What to do:
Copy out all of the data exactly as it appears.

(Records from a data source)
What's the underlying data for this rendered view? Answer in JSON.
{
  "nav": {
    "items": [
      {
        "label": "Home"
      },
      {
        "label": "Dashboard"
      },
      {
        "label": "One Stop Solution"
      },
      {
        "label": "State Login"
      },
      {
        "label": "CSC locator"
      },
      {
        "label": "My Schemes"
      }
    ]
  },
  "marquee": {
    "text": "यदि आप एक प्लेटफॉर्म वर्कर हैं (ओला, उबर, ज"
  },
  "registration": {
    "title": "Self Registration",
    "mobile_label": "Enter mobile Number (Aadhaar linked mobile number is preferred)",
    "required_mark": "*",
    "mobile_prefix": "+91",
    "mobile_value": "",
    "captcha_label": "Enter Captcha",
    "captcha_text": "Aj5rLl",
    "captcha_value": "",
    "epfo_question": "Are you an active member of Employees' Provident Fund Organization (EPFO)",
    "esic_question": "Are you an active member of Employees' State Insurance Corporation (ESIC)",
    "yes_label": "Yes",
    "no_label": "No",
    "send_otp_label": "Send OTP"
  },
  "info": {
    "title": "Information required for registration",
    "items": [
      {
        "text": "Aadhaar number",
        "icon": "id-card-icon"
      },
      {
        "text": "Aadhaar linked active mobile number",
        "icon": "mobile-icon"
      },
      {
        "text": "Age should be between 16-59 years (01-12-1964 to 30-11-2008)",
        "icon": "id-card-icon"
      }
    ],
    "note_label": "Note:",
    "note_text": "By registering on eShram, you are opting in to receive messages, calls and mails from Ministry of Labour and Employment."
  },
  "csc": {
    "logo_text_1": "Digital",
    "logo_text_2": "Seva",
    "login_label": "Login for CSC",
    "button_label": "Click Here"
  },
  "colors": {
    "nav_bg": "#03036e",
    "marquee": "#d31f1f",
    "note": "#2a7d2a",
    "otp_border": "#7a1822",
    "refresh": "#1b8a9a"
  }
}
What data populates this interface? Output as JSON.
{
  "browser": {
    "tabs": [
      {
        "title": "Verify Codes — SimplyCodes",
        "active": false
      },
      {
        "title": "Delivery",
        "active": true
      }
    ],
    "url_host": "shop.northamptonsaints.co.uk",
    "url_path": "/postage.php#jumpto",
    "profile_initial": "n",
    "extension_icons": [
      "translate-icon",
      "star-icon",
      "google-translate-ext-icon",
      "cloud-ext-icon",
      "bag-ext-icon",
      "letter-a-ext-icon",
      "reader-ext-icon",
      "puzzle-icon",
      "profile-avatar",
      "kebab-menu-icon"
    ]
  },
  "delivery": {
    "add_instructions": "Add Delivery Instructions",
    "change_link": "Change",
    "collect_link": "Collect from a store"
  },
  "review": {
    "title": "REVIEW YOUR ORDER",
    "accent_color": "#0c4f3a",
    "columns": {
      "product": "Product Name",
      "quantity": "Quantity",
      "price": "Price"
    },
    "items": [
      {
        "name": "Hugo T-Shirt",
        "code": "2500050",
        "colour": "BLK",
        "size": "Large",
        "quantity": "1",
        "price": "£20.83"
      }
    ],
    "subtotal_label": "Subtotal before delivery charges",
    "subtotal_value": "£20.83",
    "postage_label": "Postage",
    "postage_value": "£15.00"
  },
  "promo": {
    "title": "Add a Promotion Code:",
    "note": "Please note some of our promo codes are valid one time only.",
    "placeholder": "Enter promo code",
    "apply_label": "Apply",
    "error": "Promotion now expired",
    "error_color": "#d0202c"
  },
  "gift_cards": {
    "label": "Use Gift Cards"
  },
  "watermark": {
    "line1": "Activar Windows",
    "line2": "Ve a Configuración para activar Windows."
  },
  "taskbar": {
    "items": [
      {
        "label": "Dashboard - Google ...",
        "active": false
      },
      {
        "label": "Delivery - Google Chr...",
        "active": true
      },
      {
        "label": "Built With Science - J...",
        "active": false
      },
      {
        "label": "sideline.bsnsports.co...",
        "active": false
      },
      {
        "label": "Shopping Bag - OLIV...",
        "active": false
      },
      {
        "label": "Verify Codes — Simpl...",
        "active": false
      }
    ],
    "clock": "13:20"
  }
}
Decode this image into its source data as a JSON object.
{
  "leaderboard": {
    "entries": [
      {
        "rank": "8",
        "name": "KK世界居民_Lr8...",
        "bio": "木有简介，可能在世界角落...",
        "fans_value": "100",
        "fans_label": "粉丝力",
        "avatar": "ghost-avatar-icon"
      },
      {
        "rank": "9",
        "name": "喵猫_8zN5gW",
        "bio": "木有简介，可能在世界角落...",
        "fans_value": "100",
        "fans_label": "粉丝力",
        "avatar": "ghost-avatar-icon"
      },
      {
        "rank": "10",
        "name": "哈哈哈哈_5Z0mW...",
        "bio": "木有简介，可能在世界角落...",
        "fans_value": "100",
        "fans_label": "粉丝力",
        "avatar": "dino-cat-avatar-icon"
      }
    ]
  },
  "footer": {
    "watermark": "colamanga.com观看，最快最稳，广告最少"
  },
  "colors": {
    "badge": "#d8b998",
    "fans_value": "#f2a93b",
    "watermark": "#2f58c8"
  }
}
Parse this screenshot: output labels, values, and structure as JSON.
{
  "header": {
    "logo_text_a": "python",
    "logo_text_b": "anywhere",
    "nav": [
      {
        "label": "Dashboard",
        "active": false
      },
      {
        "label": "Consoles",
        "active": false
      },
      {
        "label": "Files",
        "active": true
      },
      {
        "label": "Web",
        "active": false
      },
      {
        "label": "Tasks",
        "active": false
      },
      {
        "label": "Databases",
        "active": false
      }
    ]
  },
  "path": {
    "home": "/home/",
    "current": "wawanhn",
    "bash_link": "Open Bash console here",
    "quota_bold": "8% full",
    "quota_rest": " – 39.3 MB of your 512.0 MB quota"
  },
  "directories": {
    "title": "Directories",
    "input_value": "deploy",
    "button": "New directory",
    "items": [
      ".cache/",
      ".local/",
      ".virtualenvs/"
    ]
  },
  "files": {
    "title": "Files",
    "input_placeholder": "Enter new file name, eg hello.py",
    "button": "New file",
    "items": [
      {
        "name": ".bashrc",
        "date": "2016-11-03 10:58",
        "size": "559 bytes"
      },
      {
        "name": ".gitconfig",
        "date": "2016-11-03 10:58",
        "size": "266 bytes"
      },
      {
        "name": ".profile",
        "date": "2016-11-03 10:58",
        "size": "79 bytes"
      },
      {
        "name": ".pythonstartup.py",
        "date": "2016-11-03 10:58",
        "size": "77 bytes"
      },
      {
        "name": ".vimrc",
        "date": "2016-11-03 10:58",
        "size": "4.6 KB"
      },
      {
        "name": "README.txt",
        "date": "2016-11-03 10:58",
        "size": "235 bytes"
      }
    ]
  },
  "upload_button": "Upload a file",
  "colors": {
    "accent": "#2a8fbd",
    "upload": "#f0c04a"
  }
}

Answer to this exercise:
What's the underlying data for this rendered view? Answer in JSON.
{
  "nav": {
    "items": [
      {
        "label": "Home"
      },
      {
        "label": "Dashboard"
      },
      {
        "label": "One Stop Solution"
      },
      {
        "label": "State Login"
      },
      {
        "label": "CSC locator"
      },
      {
        "label": "My Schemes"
      }
    ]
  },
  "marquee": {
    "text": "यदि आप एक प्लेटफॉर्म वर्कर हैं (ओला, उबर, ज"
  },
  "registration": {
    "title": "Self Registration",
    "mobile_label": "Enter mobile Number (Aadhaar linked mobile number is preferred)",
    "required_mark": "*",
    "mobile_prefix": "+91",
    "mobile_value": "",
    "captcha_label": "Enter Captcha",
    "captcha_text": "Aj5rLl",
    "captcha_value": "",
    "epfo_question": "Are you an active member of Employees' Provident Fund Organization (EPFO)",
    "esic_question": "Are you an active member of Employees' State Insurance Corporation (ESIC)",
    "yes_label": "Yes",
    "no_label": "No",
    "send_otp_label": "Send OTP"
  },
  "info": {
    "title": "Information required for registration",
    "items": [
      {
        "text": "Aadhaar number",
        "icon": "id-card-icon"
      },
      {
        "text": "Aadhaar linked active mobile number",
        "icon": "mobile-icon"
      },
      {
        "text": "Age should be between 16-59 years (01-12-1964 to 30-11-2008)",
        "icon": "id-card-icon"
      }
    ],
    "note_label": "Note:",
    "note_text": "By registering on eShram, you are opting in to receive messages, calls and mails from Ministry of Labour and Employment."
  },
  "csc": {
    "logo_text_1": "Digital",
    "logo_text_2": "Seva",
    "login_label": "Login for CSC",
    "button_label": "Click Here"
  },
  "colors": {
    "nav_bg": "#03036e",
    "marquee": "#d31f1f",
    "note": "#2a7d2a",
    "otp_border": "#7a1822",
    "refresh": "#1b8a9a"
  }
}
What data populates this interface? Output as JSON.
{
  "browser": {
    "tabs": [
      {
        "title": "Verify Codes — SimplyCodes",
        "active": false
      },
      {
        "title": "Delivery",
        "active": true
      }
    ],
    "url_host": "shop.northamptonsaints.co.uk",
    "url_path": "/postage.php#jumpto",
    "profile_initial": "n",
    "extension_icons": [
      "translate-icon",
      "star-icon",
      "google-translate-ext-icon",
      "cloud-ext-icon",
      "bag-ext-icon",
      "letter-a-ext-icon",
      "reader-ext-icon",
      "puzzle-icon",
      "profile-avatar",
      "kebab-menu-icon"
    ]
  },
  "delivery": {
    "add_instructions": "Add Delivery Instructions",
    "change_link": "Change",
    "collect_link": "Collect from a store"
  },
  "review": {
    "title": "REVIEW YOUR ORDER",
    "accent_color": "#0c4f3a",
    "columns": {
      "product": "Product Name",
      "quantity": "Quantity",
      "price": "Price"
    },
    "items": [
      {
        "name": "Hugo T-Shirt",
        "code": "2500050",
        "colour": "BLK",
        "size": "Large",
        "quantity": "1",
        "price": "£20.83"
      }
    ],
    "subtotal_label": "Subtotal before delivery charges",
    "subtotal_value": "£20.83",
    "postage_label": "Postage",
    "postage_value": "£15.00"
  },
  "promo": {
    "title": "Add a Promotion Code:",
    "note": "Please note some of our promo codes are valid one time only.",
    "placeholder": "Enter promo code",
    "apply_label": "Apply",
    "error": "Promotion now expired",
    "error_color": "#d0202c"
  },
  "gift_cards": {
    "label": "Use Gift Cards"
  },
  "watermark": {
    "line1": "Activar Windows",
    "line2": "Ve a Configuración para activar Windows."
  },
  "taskbar": {
    "items": [
      {
        "label": "Dashboard - Google ...",
        "active": false
      },
      {
        "label": "Delivery - Google Chr...",
        "active": true
      },
      {
        "label": "Built With Science - J...",
        "active": false
      },
      {
        "label": "sideline.bsnsports.co...",
        "active": false
      },
      {
        "label": "Shopping Bag - OLIV...",
        "active": false
      },
      {
        "label": "Verify Codes — Simpl...",
        "active": false
      }
    ],
    "clock": "13:20"
  }
}
Decode this image into its source data as a JSON object.
{
  "leaderboard": {
    "entries": [
      {
        "rank": "8",
        "name": "KK世界居民_Lr8...",
        "bio": "木有简介，可能在世界角落...",
        "fans_value": "100",
        "fans_label": "粉丝力",
        "avatar": "ghost-avatar-icon"
      },
      {
        "rank": "9",
        "name": "喵猫_8zN5gW",
        "bio": "木有简介，可能在世界角落...",
        "fans_value": "100",
        "fans_label": "粉丝力",
        "avatar": "ghost-avatar-icon"
      },
      {
        "rank": "10",
        "name": "哈哈哈哈_5Z0mW...",
        "bio": "木有简介，可能在世界角落...",
        "fans_value": "100",
        "fans_label": "粉丝力",
        "avatar": "dino-cat-avatar-icon"
      }
    ]
  },
  "footer": {
    "watermark": "colamanga.com观看，最快最稳，广告最少"
  },
  "colors": {
    "badge": "#d8b998",
    "fans_value": "#f2a93b",
    "watermark": "#2f58c8"
  }
}
Parse this screenshot: output labels, values, and structure as JSON.
{
  "header": {
    "logo_text_a": "python",
    "logo_text_b": "anywhere",
    "nav": [
      {
        "label": "Dashboard",
        "active": false
      },
      {
        "label": "Consoles",
        "active": false
      },
      {
        "label": "Files",
        "active": true
      },
      {
        "label": "Web",
        "active": false
      },
      {
        "label": "Tasks",
        "active": false
      },
      {
        "label": "Databases",
        "active": false
      }
    ]
  },
  "path": {
    "home": "/home/",
    "current": "wawanhn",
    "bash_link": "Open Bash console here",
    "quota_bold": "8% full",
    "quota_rest": " – 39.3 MB of your 512.0 MB quota"
  },
  "directories": {
    "title": "Directories",
    "input_value": "deploy",
    "button": "New directory",
    "items": [
      ".cache/",
      ".local/",
      ".virtualenvs/"
    ]
  },
  "files": {
    "title": "Files",
    "input_placeholder": "Enter new file name, eg hello.py",
    "button": "New file",
    "items": [
      {
        "name": ".bashrc",
        "date": "2016-11-03 10:58",
        "size": "559 bytes"
      },
      {
        "name": ".gitconfig",
        "date": "2016-11-03 10:58",
        "size": "266 bytes"
      },
      {
        "name": ".profile",
        "date": "2016-11-03 10:58",
        "size": "79 bytes"
      },
      {
        "name": ".pythonstartup.py",
        "date": "2016-11-03 10:58",
        "size": "77 bytes"
      },
      {
        "name": ".vimrc",
        "date": "2016-11-03 10:58",
        "size": "4.6 KB"
      },
      {
        "name": "README.txt",
        "date": "2016-11-03 10:58",
        "size": "235 bytes"
      }
    ]
  },
  "upload_button": "Upload a file",
  "colors": {
    "accent": "#2a8fbd",
    "upload": "#f0c04a"
  }
}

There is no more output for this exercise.